* **GIVEN TASK**
Put the records from the line with "Patent image size: (459, 528)." up to and including the line with "The arrow A1 is at (243, 233)." into a JSON list of strings, one string per line, leaving out blank lines.

* **RECORDS FOR THIS TASK**
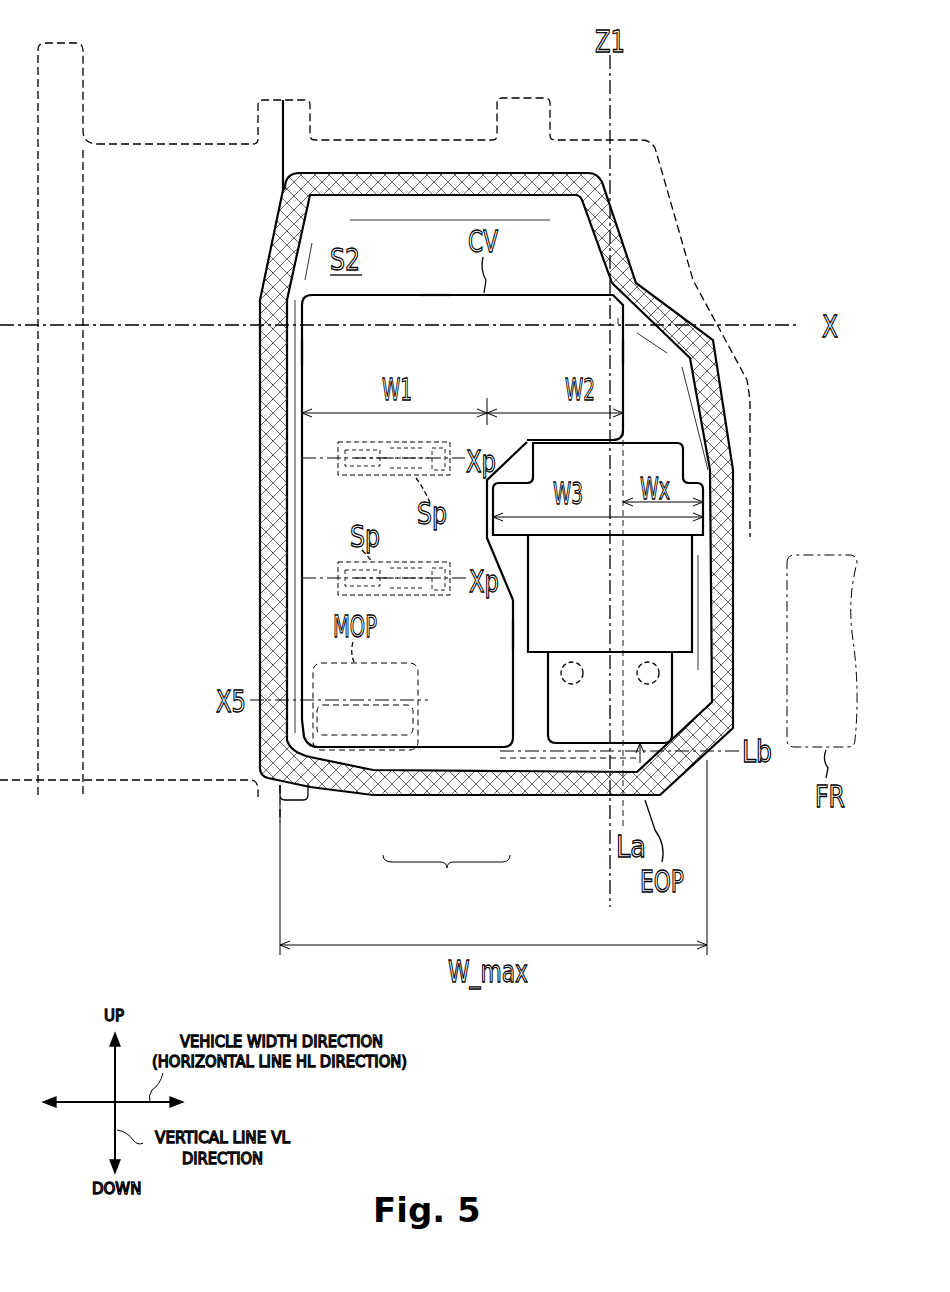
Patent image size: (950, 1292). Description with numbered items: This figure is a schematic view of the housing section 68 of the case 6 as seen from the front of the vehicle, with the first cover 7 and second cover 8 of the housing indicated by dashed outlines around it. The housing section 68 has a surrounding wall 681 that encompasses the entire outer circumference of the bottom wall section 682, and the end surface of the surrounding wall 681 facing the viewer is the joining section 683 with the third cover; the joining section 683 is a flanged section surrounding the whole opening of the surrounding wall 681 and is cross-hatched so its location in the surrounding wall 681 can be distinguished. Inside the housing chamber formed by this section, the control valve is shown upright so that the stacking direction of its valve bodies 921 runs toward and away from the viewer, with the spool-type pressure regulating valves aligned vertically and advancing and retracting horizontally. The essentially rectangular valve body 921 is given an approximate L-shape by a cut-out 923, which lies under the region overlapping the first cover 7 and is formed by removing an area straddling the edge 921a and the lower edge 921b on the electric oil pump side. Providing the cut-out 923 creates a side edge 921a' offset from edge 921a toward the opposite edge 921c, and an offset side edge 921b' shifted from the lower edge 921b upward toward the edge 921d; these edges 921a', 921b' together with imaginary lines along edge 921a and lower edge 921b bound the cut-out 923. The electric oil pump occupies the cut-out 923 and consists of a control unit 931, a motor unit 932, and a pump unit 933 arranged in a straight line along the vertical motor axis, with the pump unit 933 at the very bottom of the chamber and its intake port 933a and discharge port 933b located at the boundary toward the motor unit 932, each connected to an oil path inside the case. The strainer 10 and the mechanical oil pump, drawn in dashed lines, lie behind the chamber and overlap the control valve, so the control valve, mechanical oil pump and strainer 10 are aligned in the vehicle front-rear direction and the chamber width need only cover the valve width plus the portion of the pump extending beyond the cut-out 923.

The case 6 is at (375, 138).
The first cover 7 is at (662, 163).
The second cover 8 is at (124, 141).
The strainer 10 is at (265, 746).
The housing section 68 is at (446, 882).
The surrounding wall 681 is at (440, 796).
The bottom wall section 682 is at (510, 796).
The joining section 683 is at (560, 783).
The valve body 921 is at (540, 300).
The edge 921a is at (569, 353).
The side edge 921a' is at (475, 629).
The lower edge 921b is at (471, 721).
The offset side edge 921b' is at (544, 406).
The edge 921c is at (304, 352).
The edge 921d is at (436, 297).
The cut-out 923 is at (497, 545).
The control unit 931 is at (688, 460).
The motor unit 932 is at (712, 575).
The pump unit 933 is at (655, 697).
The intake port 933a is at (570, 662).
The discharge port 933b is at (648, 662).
--
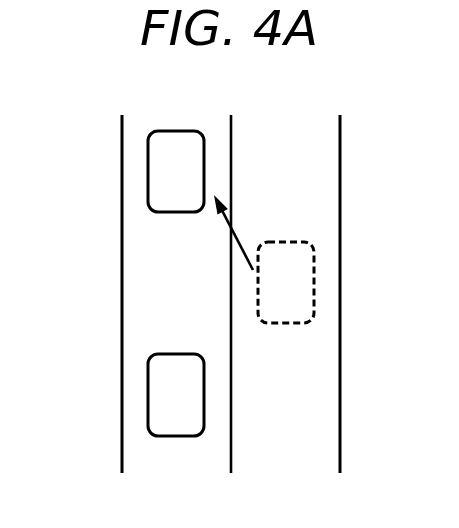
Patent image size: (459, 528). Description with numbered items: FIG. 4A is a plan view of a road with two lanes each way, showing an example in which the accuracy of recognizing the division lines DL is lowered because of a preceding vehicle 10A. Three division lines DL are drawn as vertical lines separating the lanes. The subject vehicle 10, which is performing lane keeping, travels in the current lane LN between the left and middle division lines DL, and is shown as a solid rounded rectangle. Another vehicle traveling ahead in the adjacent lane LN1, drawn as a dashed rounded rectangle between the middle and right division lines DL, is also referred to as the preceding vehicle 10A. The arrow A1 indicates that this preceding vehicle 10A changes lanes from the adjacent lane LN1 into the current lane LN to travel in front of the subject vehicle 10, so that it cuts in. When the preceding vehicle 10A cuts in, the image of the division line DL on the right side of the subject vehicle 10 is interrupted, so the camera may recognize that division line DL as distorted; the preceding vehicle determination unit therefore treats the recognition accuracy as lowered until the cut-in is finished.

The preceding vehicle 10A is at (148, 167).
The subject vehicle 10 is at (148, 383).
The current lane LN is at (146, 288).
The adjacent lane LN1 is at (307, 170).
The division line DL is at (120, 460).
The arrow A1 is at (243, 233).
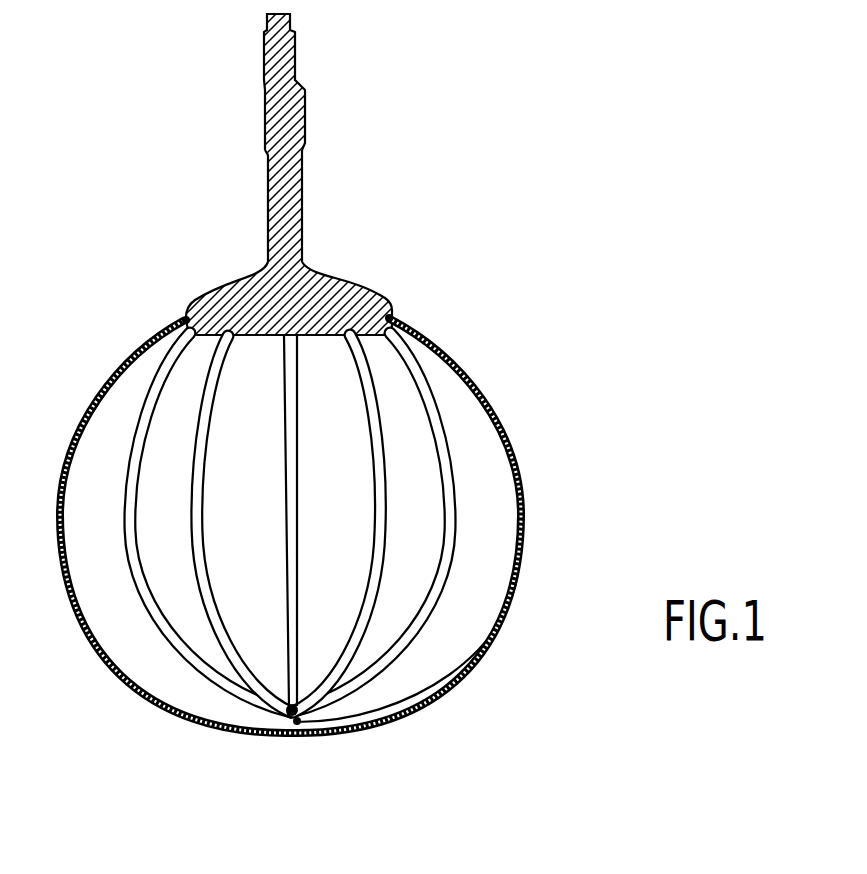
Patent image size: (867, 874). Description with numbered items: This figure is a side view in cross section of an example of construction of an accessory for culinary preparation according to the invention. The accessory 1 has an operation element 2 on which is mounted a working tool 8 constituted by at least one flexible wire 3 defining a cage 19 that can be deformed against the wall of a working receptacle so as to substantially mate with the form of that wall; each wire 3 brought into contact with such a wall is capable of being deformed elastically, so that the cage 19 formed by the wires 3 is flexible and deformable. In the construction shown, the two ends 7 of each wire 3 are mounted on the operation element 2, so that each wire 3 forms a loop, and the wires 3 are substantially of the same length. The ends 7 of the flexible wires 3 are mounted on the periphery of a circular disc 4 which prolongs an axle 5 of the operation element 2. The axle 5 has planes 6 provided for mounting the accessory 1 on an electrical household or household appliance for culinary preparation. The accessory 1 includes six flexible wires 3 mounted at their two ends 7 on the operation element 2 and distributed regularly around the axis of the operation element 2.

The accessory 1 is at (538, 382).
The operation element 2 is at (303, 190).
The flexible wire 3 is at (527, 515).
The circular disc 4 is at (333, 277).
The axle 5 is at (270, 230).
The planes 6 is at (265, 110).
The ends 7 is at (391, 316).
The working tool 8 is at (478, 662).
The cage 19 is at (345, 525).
==
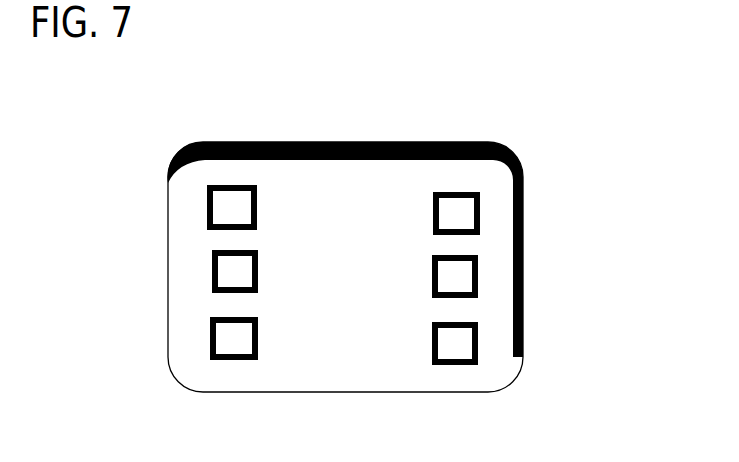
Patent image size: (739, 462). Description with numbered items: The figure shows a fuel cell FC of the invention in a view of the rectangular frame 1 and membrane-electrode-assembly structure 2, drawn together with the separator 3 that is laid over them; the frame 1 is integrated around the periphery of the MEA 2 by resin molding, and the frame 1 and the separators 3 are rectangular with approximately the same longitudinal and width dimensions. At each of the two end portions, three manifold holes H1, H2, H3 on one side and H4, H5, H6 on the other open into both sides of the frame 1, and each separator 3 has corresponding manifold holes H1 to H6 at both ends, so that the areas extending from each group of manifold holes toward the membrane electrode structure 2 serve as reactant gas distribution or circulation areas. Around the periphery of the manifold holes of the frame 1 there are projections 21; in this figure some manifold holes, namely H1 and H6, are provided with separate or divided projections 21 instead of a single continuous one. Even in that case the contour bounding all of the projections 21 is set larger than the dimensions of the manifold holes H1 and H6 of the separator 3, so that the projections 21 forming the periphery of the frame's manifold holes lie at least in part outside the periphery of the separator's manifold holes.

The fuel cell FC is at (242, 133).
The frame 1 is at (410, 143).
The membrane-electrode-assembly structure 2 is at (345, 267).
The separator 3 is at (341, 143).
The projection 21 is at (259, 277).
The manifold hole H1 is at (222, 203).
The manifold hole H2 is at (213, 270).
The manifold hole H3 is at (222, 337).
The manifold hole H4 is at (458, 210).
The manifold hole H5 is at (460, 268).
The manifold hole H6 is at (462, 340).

* **RESULT FOR THIS TASK**
[
  "Patent image size: (459, 528). Description with numbered items: FIG. 4A is a plan view of a road with two lanes each way, showing an example in which the accuracy of recognizing the division lines DL is lowered because of a preceding vehicle 10A. Three division lines DL are drawn as vertical lines separating the lanes. The subject vehicle 10, which is performing lane keeping, travels in the current lane LN between the left and middle division lines DL, and is shown as a solid rounded rectangle. Another vehicle traveling ahead in the adjacent lane LN1, drawn as a dashed rounded rectangle between the middle and right division lines DL, is also referred to as the preceding vehicle 10A. The arrow A1 indicates that this preceding vehicle 10A changes lanes from the adjacent lane LN1 into the current lane LN to travel in front of the subject vehicle 10, so that it cuts in. When the preceding vehicle 10A cuts in, the image of the division line DL on the right side of the subject vehicle 10 is interrupted, so the camera may recognize that division line DL as distorted; the preceding vehicle determination unit therefore treats the recognition accuracy as lowered until the cut-in is finished.",
  "The preceding vehicle 10A is at (148, 167).",
  "The subject vehicle 10 is at (148, 383).",
  "The current lane LN is at (146, 288).",
  "The adjacent lane LN1 is at (307, 170).",
  "The division line DL is at (120, 460).",
  "The arrow A1 is at (243, 233)."
]